## GIVEN PROBLEM
Print the entries below word for word; the pictures stay out of your copy.

## SOURCE MATERIAL
▬▬▬▬▬▬

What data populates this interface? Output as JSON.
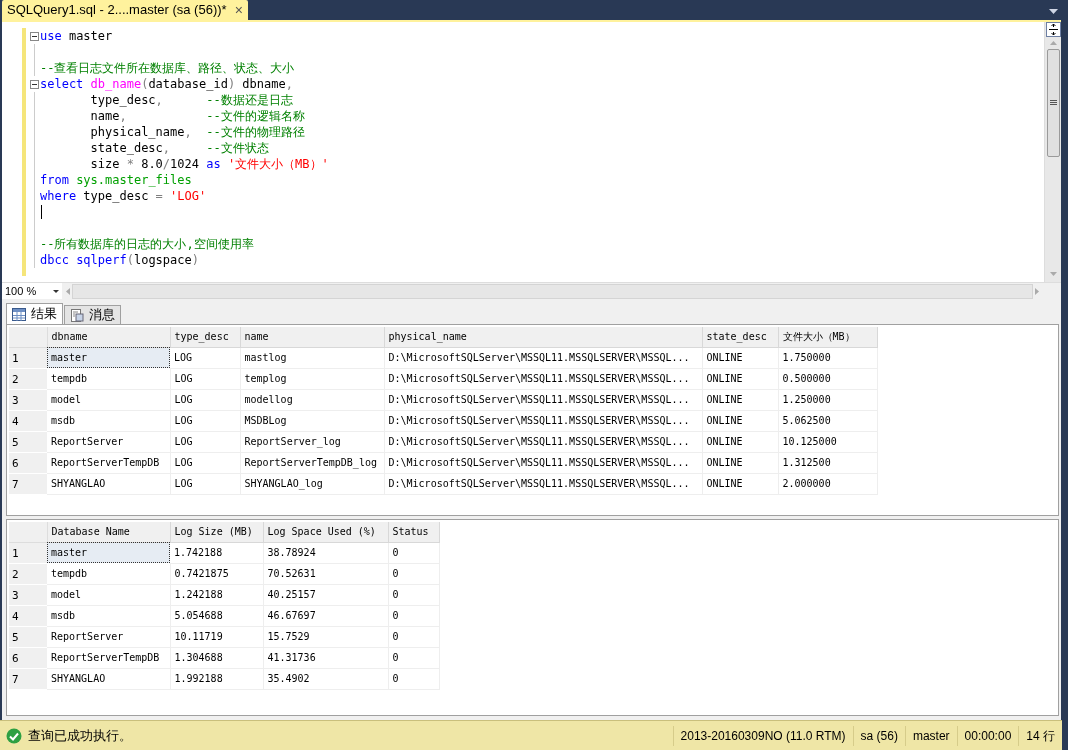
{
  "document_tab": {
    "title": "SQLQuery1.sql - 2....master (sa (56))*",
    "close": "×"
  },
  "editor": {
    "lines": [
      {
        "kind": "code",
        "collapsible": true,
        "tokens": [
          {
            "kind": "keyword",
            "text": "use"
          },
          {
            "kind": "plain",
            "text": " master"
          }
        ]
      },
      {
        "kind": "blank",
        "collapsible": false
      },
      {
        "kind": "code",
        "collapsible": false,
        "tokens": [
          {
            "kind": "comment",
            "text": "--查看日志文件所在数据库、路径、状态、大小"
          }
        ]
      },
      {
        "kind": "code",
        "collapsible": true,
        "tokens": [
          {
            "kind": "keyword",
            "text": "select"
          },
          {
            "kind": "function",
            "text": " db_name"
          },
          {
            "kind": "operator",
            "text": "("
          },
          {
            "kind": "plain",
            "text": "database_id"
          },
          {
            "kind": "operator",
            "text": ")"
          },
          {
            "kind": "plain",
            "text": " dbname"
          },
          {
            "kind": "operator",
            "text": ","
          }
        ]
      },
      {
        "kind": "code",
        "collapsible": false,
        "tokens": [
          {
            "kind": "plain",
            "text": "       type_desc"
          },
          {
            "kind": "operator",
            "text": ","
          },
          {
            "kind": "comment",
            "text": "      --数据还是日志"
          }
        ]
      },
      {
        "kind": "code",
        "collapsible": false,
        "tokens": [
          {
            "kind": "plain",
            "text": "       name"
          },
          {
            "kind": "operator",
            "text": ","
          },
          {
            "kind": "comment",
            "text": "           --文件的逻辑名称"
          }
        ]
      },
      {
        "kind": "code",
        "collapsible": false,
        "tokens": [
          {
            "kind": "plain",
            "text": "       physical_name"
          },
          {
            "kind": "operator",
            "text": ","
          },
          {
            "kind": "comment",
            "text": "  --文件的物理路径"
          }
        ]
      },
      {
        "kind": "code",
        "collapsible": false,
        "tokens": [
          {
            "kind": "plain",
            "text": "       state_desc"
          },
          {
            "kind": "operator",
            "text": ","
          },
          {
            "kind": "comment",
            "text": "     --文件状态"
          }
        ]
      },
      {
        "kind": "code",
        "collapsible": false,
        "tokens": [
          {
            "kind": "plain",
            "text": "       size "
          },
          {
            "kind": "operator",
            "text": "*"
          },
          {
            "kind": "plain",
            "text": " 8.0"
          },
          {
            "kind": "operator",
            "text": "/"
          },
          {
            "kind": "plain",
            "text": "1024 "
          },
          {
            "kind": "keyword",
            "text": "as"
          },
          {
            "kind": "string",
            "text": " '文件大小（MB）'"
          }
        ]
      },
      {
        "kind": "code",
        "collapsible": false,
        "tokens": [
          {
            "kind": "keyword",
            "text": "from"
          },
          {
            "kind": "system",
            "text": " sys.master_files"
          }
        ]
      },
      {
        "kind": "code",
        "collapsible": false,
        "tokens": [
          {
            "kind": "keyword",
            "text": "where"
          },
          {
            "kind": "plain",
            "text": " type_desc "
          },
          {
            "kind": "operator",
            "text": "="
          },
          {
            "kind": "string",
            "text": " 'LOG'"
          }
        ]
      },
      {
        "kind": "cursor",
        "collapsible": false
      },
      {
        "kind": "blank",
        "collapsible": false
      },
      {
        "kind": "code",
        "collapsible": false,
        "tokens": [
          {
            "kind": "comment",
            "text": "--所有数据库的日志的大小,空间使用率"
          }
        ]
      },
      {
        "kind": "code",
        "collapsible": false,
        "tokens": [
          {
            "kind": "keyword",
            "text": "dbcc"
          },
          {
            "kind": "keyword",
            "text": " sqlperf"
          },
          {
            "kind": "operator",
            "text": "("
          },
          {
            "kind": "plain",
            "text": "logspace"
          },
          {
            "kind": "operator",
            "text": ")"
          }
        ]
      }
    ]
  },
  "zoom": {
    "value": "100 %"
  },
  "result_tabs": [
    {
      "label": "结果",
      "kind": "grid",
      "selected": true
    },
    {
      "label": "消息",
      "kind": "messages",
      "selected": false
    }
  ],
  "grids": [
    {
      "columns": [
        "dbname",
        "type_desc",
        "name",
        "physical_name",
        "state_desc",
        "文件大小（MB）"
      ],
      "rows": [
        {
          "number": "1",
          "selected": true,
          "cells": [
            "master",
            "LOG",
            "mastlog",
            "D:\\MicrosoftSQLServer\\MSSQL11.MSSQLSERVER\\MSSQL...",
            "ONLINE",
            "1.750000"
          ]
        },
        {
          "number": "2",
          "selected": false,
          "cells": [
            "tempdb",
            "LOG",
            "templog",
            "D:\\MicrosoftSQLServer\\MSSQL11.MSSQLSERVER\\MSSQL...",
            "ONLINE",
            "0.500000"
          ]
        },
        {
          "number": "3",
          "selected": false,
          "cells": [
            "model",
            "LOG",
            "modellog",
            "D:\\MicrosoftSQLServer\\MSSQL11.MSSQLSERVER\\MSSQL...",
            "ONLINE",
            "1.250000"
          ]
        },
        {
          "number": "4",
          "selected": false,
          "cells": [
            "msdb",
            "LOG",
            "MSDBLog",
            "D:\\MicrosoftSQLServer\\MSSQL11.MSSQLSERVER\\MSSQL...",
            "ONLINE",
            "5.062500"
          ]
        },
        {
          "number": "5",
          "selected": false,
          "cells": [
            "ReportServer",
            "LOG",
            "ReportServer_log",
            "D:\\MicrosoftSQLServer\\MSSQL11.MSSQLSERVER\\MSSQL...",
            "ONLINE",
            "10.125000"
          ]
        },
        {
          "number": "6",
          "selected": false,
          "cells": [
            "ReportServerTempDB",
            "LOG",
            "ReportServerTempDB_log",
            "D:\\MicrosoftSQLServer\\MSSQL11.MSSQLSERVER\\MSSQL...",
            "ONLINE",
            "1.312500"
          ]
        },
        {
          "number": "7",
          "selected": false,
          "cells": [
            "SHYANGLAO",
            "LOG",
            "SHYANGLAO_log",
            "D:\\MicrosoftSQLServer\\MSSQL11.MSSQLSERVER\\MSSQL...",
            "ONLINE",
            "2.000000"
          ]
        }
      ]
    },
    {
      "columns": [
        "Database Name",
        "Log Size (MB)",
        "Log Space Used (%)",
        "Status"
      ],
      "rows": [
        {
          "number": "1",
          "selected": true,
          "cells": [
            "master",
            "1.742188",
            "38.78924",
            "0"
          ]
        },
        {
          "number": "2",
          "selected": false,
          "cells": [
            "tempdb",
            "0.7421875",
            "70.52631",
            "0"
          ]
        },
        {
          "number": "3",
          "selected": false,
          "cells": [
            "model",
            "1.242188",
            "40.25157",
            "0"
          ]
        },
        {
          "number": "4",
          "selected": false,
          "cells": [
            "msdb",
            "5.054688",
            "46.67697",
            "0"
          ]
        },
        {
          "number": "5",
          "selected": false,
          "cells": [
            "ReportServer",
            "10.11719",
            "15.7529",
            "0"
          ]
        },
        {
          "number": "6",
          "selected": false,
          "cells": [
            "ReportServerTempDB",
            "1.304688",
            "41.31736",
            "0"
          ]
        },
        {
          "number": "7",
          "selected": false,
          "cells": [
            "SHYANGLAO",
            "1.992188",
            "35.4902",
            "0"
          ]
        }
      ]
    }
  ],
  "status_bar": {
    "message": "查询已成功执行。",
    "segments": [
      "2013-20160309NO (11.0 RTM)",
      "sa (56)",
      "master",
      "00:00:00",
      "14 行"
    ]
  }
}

▬▬▬▬▬▬

## REPLY TO THE TASK
What data populates this interface? Output as JSON.
{
  "document_tab": {
    "title": "SQLQuery1.sql - 2....master (sa (56))*",
    "close": "×"
  },
  "editor": {
    "lines": [
      {
        "kind": "code",
        "collapsible": true,
        "tokens": [
          {
            "kind": "keyword",
            "text": "use"
          },
          {
            "kind": "plain",
            "text": " master"
          }
        ]
      },
      {
        "kind": "blank",
        "collapsible": false
      },
      {
        "kind": "code",
        "collapsible": false,
        "tokens": [
          {
            "kind": "comment",
            "text": "--查看日志文件所在数据库、路径、状态、大小"
          }
        ]
      },
      {
        "kind": "code",
        "collapsible": true,
        "tokens": [
          {
            "kind": "keyword",
            "text": "select"
          },
          {
            "kind": "function",
            "text": " db_name"
          },
          {
            "kind": "operator",
            "text": "("
          },
          {
            "kind": "plain",
            "text": "database_id"
          },
          {
            "kind": "operator",
            "text": ")"
          },
          {
            "kind": "plain",
            "text": " dbname"
          },
          {
            "kind": "operator",
            "text": ","
          }
        ]
      },
      {
        "kind": "code",
        "collapsible": false,
        "tokens": [
          {
            "kind": "plain",
            "text": "       type_desc"
          },
          {
            "kind": "operator",
            "text": ","
          },
          {
            "kind": "comment",
            "text": "      --数据还是日志"
          }
        ]
      },
      {
        "kind": "code",
        "collapsible": false,
        "tokens": [
          {
            "kind": "plain",
            "text": "       name"
          },
          {
            "kind": "operator",
            "text": ","
          },
          {
            "kind": "comment",
            "text": "           --文件的逻辑名称"
          }
        ]
      },
      {
        "kind": "code",
        "collapsible": false,
        "tokens": [
          {
            "kind": "plain",
            "text": "       physical_name"
          },
          {
            "kind": "operator",
            "text": ","
          },
          {
            "kind": "comment",
            "text": "  --文件的物理路径"
          }
        ]
      },
      {
        "kind": "code",
        "collapsible": false,
        "tokens": [
          {
            "kind": "plain",
            "text": "       state_desc"
          },
          {
            "kind": "operator",
            "text": ","
          },
          {
            "kind": "comment",
            "text": "     --文件状态"
          }
        ]
      },
      {
        "kind": "code",
        "collapsible": false,
        "tokens": [
          {
            "kind": "plain",
            "text": "       size "
          },
          {
            "kind": "operator",
            "text": "*"
          },
          {
            "kind": "plain",
            "text": " 8.0"
          },
          {
            "kind": "operator",
            "text": "/"
          },
          {
            "kind": "plain",
            "text": "1024 "
          },
          {
            "kind": "keyword",
            "text": "as"
          },
          {
            "kind": "string",
            "text": " '文件大小（MB）'"
          }
        ]
      },
      {
        "kind": "code",
        "collapsible": false,
        "tokens": [
          {
            "kind": "keyword",
            "text": "from"
          },
          {
            "kind": "system",
            "text": " sys.master_files"
          }
        ]
      },
      {
        "kind": "code",
        "collapsible": false,
        "tokens": [
          {
            "kind": "keyword",
            "text": "where"
          },
          {
            "kind": "plain",
            "text": " type_desc "
          },
          {
            "kind": "operator",
            "text": "="
          },
          {
            "kind": "string",
            "text": " 'LOG'"
          }
        ]
      },
      {
        "kind": "cursor",
        "collapsible": false
      },
      {
        "kind": "blank",
        "collapsible": false
      },
      {
        "kind": "code",
        "collapsible": false,
        "tokens": [
          {
            "kind": "comment",
            "text": "--所有数据库的日志的大小,空间使用率"
          }
        ]
      },
      {
        "kind": "code",
        "collapsible": false,
        "tokens": [
          {
            "kind": "keyword",
            "text": "dbcc"
          },
          {
            "kind": "keyword",
            "text": " sqlperf"
          },
          {
            "kind": "operator",
            "text": "("
          },
          {
            "kind": "plain",
            "text": "logspace"
          },
          {
            "kind": "operator",
            "text": ")"
          }
        ]
      }
    ]
  },
  "zoom": {
    "value": "100 %"
  },
  "result_tabs": [
    {
      "label": "结果",
      "kind": "grid",
      "selected": true
    },
    {
      "label": "消息",
      "kind": "messages",
      "selected": false
    }
  ],
  "grids": [
    {
      "columns": [
        "dbname",
        "type_desc",
        "name",
        "physical_name",
        "state_desc",
        "文件大小（MB）"
      ],
      "rows": [
        {
          "number": "1",
          "selected": true,
          "cells": [
            "master",
            "LOG",
            "mastlog",
            "D:\\MicrosoftSQLServer\\MSSQL11.MSSQLSERVER\\MSSQL...",
            "ONLINE",
            "1.750000"
          ]
        },
        {
          "number": "2",
          "selected": false,
          "cells": [
            "tempdb",
            "LOG",
            "templog",
            "D:\\MicrosoftSQLServer\\MSSQL11.MSSQLSERVER\\MSSQL...",
            "ONLINE",
            "0.500000"
          ]
        },
        {
          "number": "3",
          "selected": false,
          "cells": [
            "model",
            "LOG",
            "modellog",
            "D:\\MicrosoftSQLServer\\MSSQL11.MSSQLSERVER\\MSSQL...",
            "ONLINE",
            "1.250000"
          ]
        },
        {
          "number": "4",
          "selected": false,
          "cells": [
            "msdb",
            "LOG",
            "MSDBLog",
            "D:\\MicrosoftSQLServer\\MSSQL11.MSSQLSERVER\\MSSQL...",
            "ONLINE",
            "5.062500"
          ]
        },
        {
          "number": "5",
          "selected": false,
          "cells": [
            "ReportServer",
            "LOG",
            "ReportServer_log",
            "D:\\MicrosoftSQLServer\\MSSQL11.MSSQLSERVER\\MSSQL...",
            "ONLINE",
            "10.125000"
          ]
        },
        {
          "number": "6",
          "selected": false,
          "cells": [
            "ReportServerTempDB",
            "LOG",
            "ReportServerTempDB_log",
            "D:\\MicrosoftSQLServer\\MSSQL11.MSSQLSERVER\\MSSQL...",
            "ONLINE",
            "1.312500"
          ]
        },
        {
          "number": "7",
          "selected": false,
          "cells": [
            "SHYANGLAO",
            "LOG",
            "SHYANGLAO_log",
            "D:\\MicrosoftSQLServer\\MSSQL11.MSSQLSERVER\\MSSQL...",
            "ONLINE",
            "2.000000"
          ]
        }
      ]
    },
    {
      "columns": [
        "Database Name",
        "Log Size (MB)",
        "Log Space Used (%)",
        "Status"
      ],
      "rows": [
        {
          "number": "1",
          "selected": true,
          "cells": [
            "master",
            "1.742188",
            "38.78924",
            "0"
          ]
        },
        {
          "number": "2",
          "selected": false,
          "cells": [
            "tempdb",
            "0.7421875",
            "70.52631",
            "0"
          ]
        },
        {
          "number": "3",
          "selected": false,
          "cells": [
            "model",
            "1.242188",
            "40.25157",
            "0"
          ]
        },
        {
          "number": "4",
          "selected": false,
          "cells": [
            "msdb",
            "5.054688",
            "46.67697",
            "0"
          ]
        },
        {
          "number": "5",
          "selected": false,
          "cells": [
            "ReportServer",
            "10.11719",
            "15.7529",
            "0"
          ]
        },
        {
          "number": "6",
          "selected": false,
          "cells": [
            "ReportServerTempDB",
            "1.304688",
            "41.31736",
            "0"
          ]
        },
        {
          "number": "7",
          "selected": false,
          "cells": [
            "SHYANGLAO",
            "1.992188",
            "35.4902",
            "0"
          ]
        }
      ]
    }
  ],
  "status_bar": {
    "message": "查询已成功执行。",
    "segments": [
      "2013-20160309NO (11.0 RTM)",
      "sa (56)",
      "master",
      "00:00:00",
      "14 行"
    ]
  }
}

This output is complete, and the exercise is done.